• WHAT IS ASKED:
In the listing below, identify each line with the word "your" and return those lines.

• DATASET CONTENT:
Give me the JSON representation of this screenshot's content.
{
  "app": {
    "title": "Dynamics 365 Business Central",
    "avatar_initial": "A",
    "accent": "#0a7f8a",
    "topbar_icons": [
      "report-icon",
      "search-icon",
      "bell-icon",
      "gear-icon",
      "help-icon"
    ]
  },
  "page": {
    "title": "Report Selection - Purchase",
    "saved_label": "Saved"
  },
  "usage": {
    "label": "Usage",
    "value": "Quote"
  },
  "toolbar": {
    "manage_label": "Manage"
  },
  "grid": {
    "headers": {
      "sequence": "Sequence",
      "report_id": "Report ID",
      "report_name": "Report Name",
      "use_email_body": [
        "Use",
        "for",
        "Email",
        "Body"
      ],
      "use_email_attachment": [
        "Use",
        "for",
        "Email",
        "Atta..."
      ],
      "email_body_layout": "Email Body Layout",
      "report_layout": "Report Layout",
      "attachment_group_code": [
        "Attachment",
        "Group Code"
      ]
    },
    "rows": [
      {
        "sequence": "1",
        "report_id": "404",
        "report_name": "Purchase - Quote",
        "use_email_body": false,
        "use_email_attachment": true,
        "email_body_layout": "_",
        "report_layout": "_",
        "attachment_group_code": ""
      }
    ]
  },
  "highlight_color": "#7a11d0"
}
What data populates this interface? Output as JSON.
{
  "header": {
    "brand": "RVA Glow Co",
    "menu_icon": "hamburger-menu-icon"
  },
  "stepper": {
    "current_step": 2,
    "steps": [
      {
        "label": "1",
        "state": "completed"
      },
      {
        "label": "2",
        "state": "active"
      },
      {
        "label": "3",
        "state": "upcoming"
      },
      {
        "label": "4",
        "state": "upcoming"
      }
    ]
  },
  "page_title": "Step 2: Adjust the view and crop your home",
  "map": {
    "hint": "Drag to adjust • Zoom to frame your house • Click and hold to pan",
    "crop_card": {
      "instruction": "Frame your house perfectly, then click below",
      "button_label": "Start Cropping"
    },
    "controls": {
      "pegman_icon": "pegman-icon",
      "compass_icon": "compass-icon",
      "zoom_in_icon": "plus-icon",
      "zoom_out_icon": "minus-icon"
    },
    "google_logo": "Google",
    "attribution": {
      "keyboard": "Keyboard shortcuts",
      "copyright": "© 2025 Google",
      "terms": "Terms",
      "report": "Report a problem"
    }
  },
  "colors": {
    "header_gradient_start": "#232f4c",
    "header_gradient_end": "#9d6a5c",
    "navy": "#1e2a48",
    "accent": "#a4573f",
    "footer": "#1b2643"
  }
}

• EXERCISE ANSWER:
  "page_title": "Step 2: Adjust the view and crop your home",
    "hint": "Drag to adjust • Zoom to frame your house • Click and hold to pan",
      "instruction": "Frame your house perfectly, then click below",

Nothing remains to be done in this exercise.